▸ Dataset records
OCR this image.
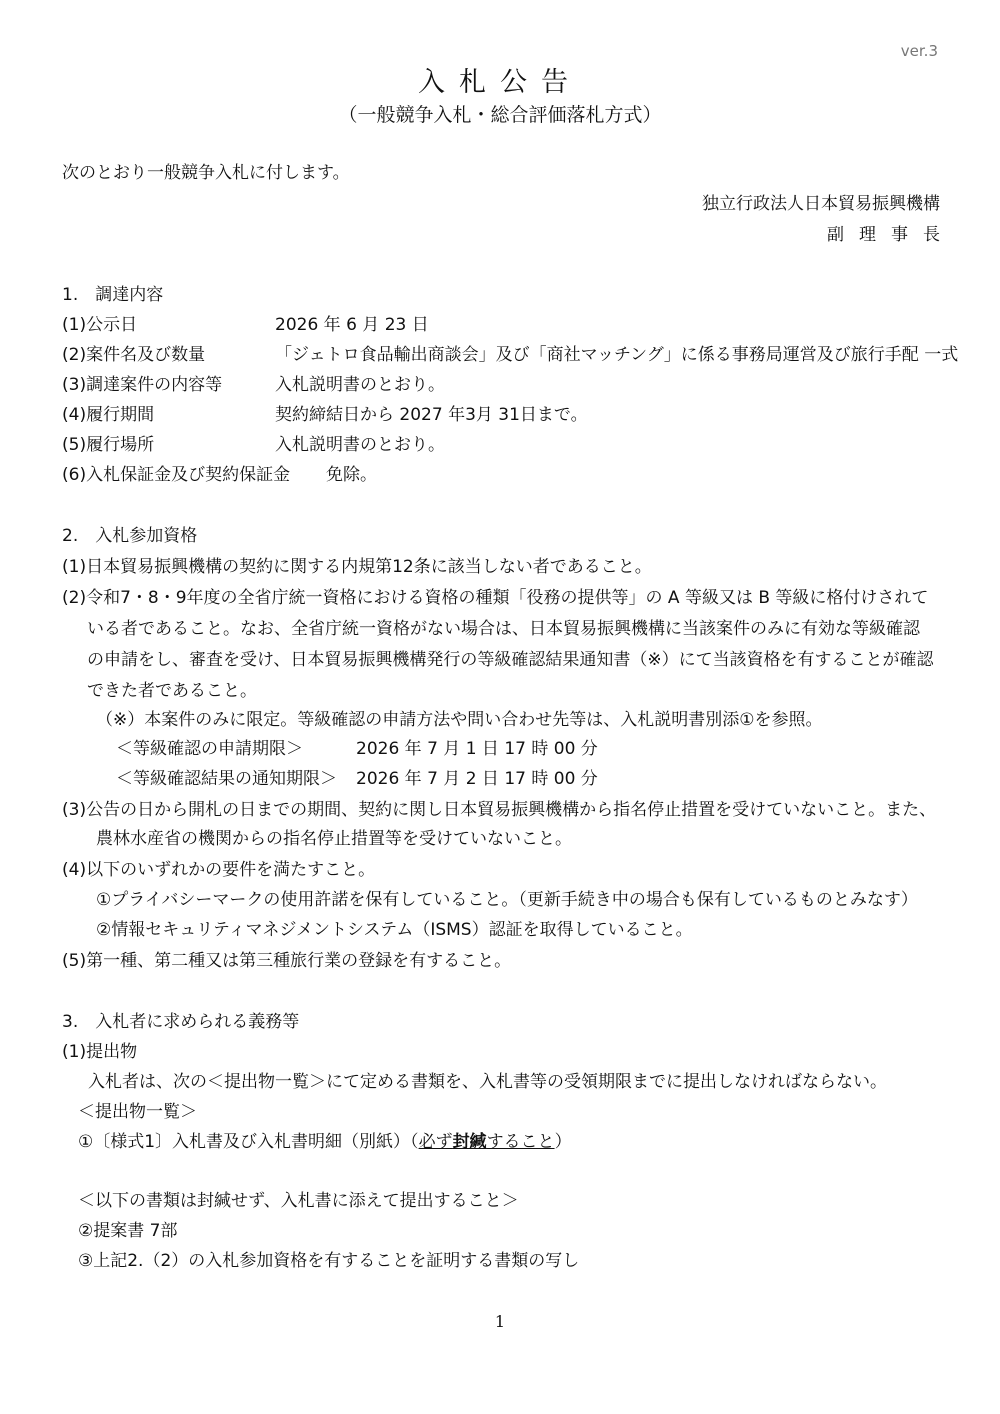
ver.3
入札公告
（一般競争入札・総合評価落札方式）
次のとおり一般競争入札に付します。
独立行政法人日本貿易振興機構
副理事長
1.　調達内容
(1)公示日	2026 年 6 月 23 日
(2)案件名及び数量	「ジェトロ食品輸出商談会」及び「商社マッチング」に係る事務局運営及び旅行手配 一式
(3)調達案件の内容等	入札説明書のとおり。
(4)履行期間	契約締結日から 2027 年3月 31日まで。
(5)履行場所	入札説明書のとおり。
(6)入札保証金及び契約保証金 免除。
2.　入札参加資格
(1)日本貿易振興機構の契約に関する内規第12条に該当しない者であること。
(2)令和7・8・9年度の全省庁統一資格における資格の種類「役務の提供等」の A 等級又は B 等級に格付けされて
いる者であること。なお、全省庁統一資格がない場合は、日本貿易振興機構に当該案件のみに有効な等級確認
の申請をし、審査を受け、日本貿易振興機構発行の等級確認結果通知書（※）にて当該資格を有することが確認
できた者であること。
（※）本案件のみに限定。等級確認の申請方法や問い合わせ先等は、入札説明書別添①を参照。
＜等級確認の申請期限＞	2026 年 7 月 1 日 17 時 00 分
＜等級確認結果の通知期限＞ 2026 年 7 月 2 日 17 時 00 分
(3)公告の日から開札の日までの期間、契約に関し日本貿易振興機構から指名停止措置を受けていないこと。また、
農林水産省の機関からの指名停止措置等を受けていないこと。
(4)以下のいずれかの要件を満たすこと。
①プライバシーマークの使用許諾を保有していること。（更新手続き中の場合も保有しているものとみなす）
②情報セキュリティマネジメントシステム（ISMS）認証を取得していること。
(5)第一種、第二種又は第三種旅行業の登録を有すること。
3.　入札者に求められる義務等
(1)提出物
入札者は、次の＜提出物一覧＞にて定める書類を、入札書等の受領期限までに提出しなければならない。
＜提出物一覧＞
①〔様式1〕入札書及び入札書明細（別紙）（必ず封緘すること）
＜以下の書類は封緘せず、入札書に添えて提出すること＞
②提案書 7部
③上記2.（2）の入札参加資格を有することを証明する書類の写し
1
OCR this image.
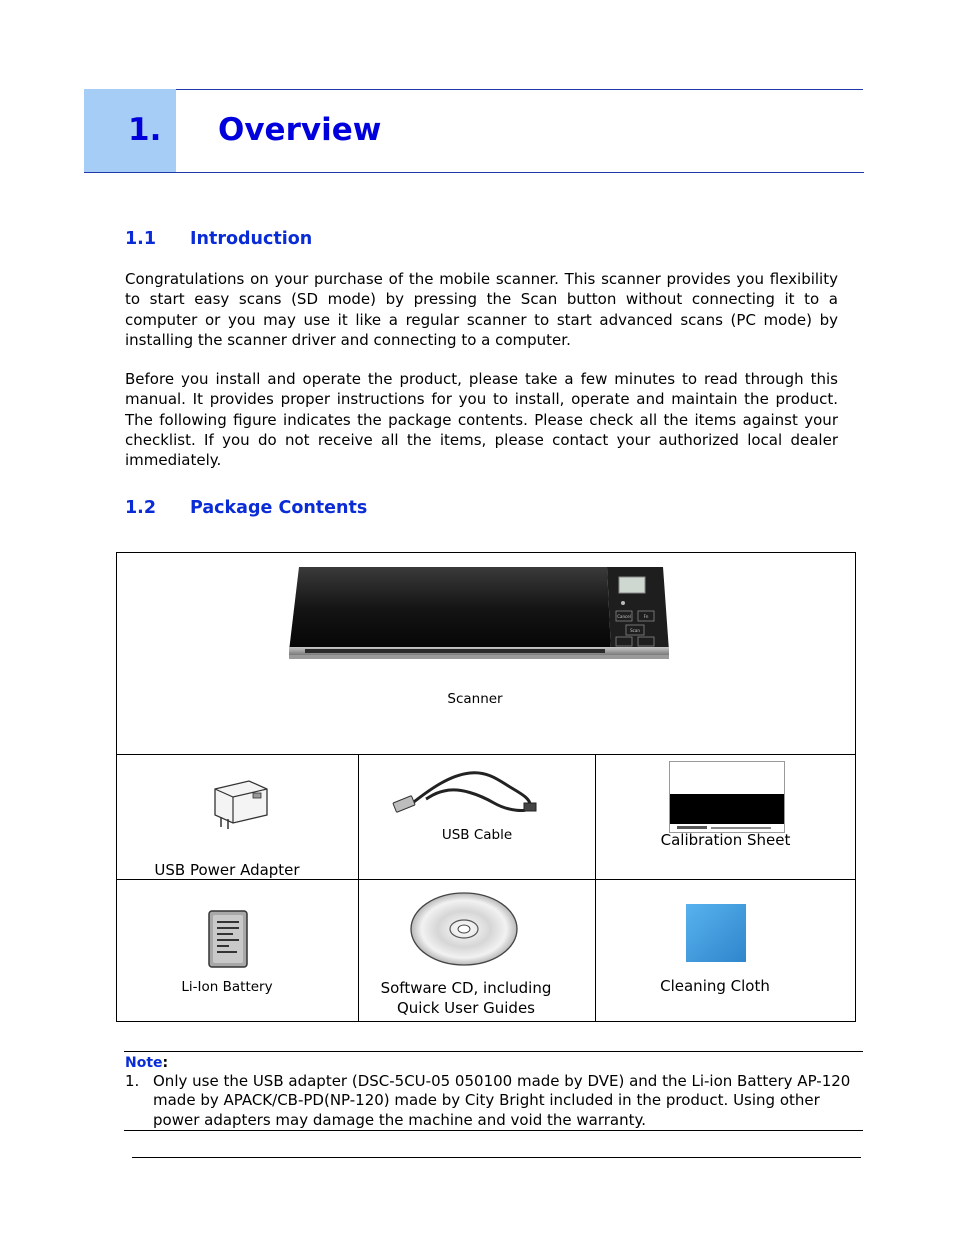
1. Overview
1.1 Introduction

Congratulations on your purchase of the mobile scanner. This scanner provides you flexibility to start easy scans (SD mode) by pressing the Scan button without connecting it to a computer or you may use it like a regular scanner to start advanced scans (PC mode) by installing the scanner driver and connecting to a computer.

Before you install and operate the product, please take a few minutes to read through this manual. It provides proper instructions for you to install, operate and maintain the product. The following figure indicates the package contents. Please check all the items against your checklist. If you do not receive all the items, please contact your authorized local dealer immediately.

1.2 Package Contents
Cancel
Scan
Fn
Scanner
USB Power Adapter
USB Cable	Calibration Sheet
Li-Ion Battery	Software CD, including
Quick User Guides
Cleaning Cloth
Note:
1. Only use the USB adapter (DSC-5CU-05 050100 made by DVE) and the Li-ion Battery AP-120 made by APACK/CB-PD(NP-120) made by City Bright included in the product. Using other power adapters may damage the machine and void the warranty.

▸ Task brief
Pull out and copy each line containing the string "your".

▸ Solution for this problem
Congratulations on your purchase of the mobile scanner. This scanner provides you flexibility to start easy scans (SD mode) by pressing the Scan button without connecting it to a computer or you may use it like a regular scanner to start advanced scans (PC mode) by installing the scanner driver and connecting to a computer.
Before you install and operate the product, please take a few minutes to read through this manual. It provides proper instructions for you to install, operate and maintain the product. The following figure indicates the package contents. Please check all the items against your checklist. If you do not receive all the items, please contact your authorized local dealer immediately.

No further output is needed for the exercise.